START DATA SUPPLIED

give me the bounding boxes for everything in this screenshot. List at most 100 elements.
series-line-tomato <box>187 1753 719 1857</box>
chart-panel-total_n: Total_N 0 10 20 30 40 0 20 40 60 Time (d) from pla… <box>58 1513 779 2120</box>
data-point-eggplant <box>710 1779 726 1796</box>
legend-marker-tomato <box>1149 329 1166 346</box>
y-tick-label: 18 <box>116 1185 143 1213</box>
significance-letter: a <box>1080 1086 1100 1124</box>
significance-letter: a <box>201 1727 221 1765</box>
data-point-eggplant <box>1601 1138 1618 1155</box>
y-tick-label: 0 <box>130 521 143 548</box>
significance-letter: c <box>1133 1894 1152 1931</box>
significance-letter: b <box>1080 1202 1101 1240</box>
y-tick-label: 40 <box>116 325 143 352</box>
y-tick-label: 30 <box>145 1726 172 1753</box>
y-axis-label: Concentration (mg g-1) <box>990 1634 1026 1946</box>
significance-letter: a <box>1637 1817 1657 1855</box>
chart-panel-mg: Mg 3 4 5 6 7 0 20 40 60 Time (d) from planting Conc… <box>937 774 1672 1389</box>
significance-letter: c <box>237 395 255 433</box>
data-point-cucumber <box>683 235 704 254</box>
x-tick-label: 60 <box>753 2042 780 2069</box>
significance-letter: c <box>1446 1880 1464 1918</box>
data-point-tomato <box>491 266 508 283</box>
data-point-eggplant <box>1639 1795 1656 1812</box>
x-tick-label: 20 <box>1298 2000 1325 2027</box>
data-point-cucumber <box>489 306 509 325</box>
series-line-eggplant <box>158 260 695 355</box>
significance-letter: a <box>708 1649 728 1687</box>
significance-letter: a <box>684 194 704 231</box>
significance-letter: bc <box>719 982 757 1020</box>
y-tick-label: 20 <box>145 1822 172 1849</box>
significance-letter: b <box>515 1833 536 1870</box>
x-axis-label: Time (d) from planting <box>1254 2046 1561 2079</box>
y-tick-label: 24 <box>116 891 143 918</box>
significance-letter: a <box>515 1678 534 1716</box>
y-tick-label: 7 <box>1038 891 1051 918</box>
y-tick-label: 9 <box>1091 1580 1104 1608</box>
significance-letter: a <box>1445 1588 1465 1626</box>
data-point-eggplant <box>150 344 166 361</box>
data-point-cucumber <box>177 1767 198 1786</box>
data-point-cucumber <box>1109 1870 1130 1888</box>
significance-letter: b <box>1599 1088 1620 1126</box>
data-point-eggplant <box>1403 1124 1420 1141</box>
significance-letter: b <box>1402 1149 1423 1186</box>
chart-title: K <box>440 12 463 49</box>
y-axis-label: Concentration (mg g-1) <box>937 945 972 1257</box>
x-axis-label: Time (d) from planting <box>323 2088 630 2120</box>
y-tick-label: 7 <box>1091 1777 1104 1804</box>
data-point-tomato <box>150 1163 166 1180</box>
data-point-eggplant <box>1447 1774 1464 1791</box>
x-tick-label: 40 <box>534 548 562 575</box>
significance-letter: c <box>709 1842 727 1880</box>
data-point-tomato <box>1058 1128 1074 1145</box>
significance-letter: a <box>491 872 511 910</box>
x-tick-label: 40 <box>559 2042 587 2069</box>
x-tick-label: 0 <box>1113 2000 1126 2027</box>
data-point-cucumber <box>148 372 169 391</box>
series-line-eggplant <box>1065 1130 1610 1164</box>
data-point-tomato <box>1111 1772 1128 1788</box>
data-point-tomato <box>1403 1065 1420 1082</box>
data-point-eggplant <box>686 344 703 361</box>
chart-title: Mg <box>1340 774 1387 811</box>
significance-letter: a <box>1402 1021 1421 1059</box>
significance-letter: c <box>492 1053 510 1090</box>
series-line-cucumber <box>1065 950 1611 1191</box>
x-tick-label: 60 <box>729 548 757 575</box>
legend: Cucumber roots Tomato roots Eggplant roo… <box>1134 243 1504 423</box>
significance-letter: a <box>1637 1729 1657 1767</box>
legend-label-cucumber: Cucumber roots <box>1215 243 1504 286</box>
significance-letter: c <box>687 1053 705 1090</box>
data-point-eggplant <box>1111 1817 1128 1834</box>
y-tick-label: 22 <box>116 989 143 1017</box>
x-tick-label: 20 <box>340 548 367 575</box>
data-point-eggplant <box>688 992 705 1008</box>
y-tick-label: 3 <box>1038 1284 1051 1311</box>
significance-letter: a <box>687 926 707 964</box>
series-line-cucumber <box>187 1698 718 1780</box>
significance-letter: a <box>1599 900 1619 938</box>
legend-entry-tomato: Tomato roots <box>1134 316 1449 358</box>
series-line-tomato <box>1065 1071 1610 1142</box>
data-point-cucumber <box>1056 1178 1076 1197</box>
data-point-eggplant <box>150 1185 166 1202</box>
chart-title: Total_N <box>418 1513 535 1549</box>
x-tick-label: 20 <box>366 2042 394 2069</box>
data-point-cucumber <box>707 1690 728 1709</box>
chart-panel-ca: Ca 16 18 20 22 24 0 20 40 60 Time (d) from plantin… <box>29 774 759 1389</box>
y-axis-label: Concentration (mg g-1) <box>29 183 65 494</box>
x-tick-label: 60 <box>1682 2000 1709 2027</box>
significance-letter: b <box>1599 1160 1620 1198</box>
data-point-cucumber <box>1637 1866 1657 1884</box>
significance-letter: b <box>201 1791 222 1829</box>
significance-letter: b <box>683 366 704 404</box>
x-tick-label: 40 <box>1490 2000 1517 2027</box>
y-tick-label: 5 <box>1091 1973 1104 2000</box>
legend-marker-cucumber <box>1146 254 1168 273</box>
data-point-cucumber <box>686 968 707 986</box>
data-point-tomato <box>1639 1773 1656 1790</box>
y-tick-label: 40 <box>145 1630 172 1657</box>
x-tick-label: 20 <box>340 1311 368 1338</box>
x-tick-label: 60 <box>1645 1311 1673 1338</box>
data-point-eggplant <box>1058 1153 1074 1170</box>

END DATA SUPPLIED

### [EXERCISE]
Copy every entry above word for word, keeping each box coordinate unchanged.

### [TASK ANSWER]
give me the bounding boxes for everything in this screenshot. List at most 100 elements.
series-line-tomato <box>187 1753 719 1857</box>
chart-panel-total_n: Total_N 0 10 20 30 40 0 20 40 60 Time (d) from pla… <box>58 1513 779 2120</box>
data-point-eggplant <box>710 1779 726 1796</box>
legend-marker-tomato <box>1149 329 1166 346</box>
y-tick-label: 18 <box>116 1185 143 1213</box>
significance-letter: a <box>1080 1086 1100 1124</box>
significance-letter: a <box>201 1727 221 1765</box>
data-point-eggplant <box>1601 1138 1618 1155</box>
y-tick-label: 0 <box>130 521 143 548</box>
significance-letter: c <box>1133 1894 1152 1931</box>
significance-letter: b <box>1080 1202 1101 1240</box>
y-tick-label: 40 <box>116 325 143 352</box>
y-tick-label: 30 <box>145 1726 172 1753</box>
y-axis-label: Concentration (mg g-1) <box>990 1634 1026 1946</box>
significance-letter: a <box>1637 1817 1657 1855</box>
chart-panel-mg: Mg 3 4 5 6 7 0 20 40 60 Time (d) from planting Conc… <box>937 774 1672 1389</box>
significance-letter: c <box>237 395 255 433</box>
data-point-cucumber <box>683 235 704 254</box>
x-tick-label: 60 <box>753 2042 780 2069</box>
significance-letter: c <box>1446 1880 1464 1918</box>
data-point-tomato <box>491 266 508 283</box>
data-point-eggplant <box>1639 1795 1656 1812</box>
x-tick-label: 20 <box>1298 2000 1325 2027</box>
data-point-cucumber <box>489 306 509 325</box>
series-line-eggplant <box>158 260 695 355</box>
significance-letter: a <box>708 1649 728 1687</box>
significance-letter: a <box>684 194 704 231</box>
significance-letter: bc <box>719 982 757 1020</box>
y-tick-label: 20 <box>145 1822 172 1849</box>
significance-letter: b <box>515 1833 536 1870</box>
x-axis-label: Time (d) from planting <box>1254 2046 1561 2079</box>
y-tick-label: 24 <box>116 891 143 918</box>
significance-letter: a <box>515 1678 534 1716</box>
y-tick-label: 7 <box>1038 891 1051 918</box>
y-tick-label: 9 <box>1091 1580 1104 1608</box>
significance-letter: a <box>1445 1588 1465 1626</box>
data-point-eggplant <box>150 344 166 361</box>
data-point-cucumber <box>177 1767 198 1786</box>
data-point-cucumber <box>1109 1870 1130 1888</box>
significance-letter: b <box>1599 1088 1620 1126</box>
data-point-eggplant <box>1403 1124 1420 1141</box>
significance-letter: b <box>1402 1149 1423 1186</box>
chart-title: K <box>440 12 463 49</box>
y-axis-label: Concentration (mg g-1) <box>937 945 972 1257</box>
x-axis-label: Time (d) from planting <box>323 2088 630 2120</box>
y-tick-label: 7 <box>1091 1777 1104 1804</box>
data-point-tomato <box>150 1163 166 1180</box>
data-point-eggplant <box>1447 1774 1464 1791</box>
x-tick-label: 40 <box>534 548 562 575</box>
significance-letter: c <box>709 1842 727 1880</box>
data-point-tomato <box>1058 1128 1074 1145</box>
significance-letter: a <box>491 872 511 910</box>
x-tick-label: 40 <box>559 2042 587 2069</box>
x-tick-label: 0 <box>1113 2000 1126 2027</box>
data-point-cucumber <box>148 372 169 391</box>
series-line-eggplant <box>1065 1130 1610 1164</box>
data-point-tomato <box>1111 1772 1128 1788</box>
data-point-tomato <box>1403 1065 1420 1082</box>
data-point-eggplant <box>686 344 703 361</box>
chart-title: Mg <box>1340 774 1387 811</box>
significance-letter: a <box>1402 1021 1421 1059</box>
significance-letter: c <box>492 1053 510 1090</box>
series-line-cucumber <box>1065 950 1611 1191</box>
x-tick-label: 60 <box>729 548 757 575</box>
legend: Cucumber roots Tomato roots Eggplant roo… <box>1134 243 1504 423</box>
significance-letter: a <box>1637 1729 1657 1767</box>
legend-label-cucumber: Cucumber roots <box>1215 243 1504 286</box>
significance-letter: c <box>687 1053 705 1090</box>
data-point-eggplant <box>1111 1817 1128 1834</box>
y-tick-label: 22 <box>116 989 143 1017</box>
x-tick-label: 20 <box>340 548 367 575</box>
data-point-eggplant <box>688 992 705 1008</box>
y-tick-label: 3 <box>1038 1284 1051 1311</box>
significance-letter: a <box>687 926 707 964</box>
series-line-cucumber <box>187 1698 718 1780</box>
significance-letter: a <box>1599 900 1619 938</box>
legend-entry-tomato: Tomato roots <box>1134 316 1449 358</box>
series-line-tomato <box>1065 1071 1610 1142</box>
data-point-cucumber <box>1056 1178 1076 1197</box>
data-point-eggplant <box>150 1185 166 1202</box>
chart-title: Total_N <box>418 1513 535 1549</box>
x-tick-label: 20 <box>366 2042 394 2069</box>
data-point-cucumber <box>707 1690 728 1709</box>
chart-panel-ca: Ca 16 18 20 22 24 0 20 40 60 Time (d) from plantin… <box>29 774 759 1389</box>
y-axis-label: Concentration (mg g-1) <box>29 183 65 494</box>
x-tick-label: 60 <box>1682 2000 1709 2027</box>
significance-letter: b <box>1599 1160 1620 1198</box>
data-point-cucumber <box>1637 1866 1657 1884</box>
significance-letter: b <box>201 1791 222 1829</box>
significance-letter: b <box>683 366 704 404</box>
x-tick-label: 40 <box>1490 2000 1517 2027</box>
y-tick-label: 5 <box>1091 1973 1104 2000</box>
legend-marker-cucumber <box>1146 254 1168 273</box>
data-point-cucumber <box>686 968 707 986</box>
data-point-tomato <box>1639 1773 1656 1790</box>
y-tick-label: 40 <box>145 1630 172 1657</box>
x-tick-label: 20 <box>340 1311 368 1338</box>
x-tick-label: 60 <box>1645 1311 1673 1338</box>
data-point-eggplant <box>1058 1153 1074 1170</box>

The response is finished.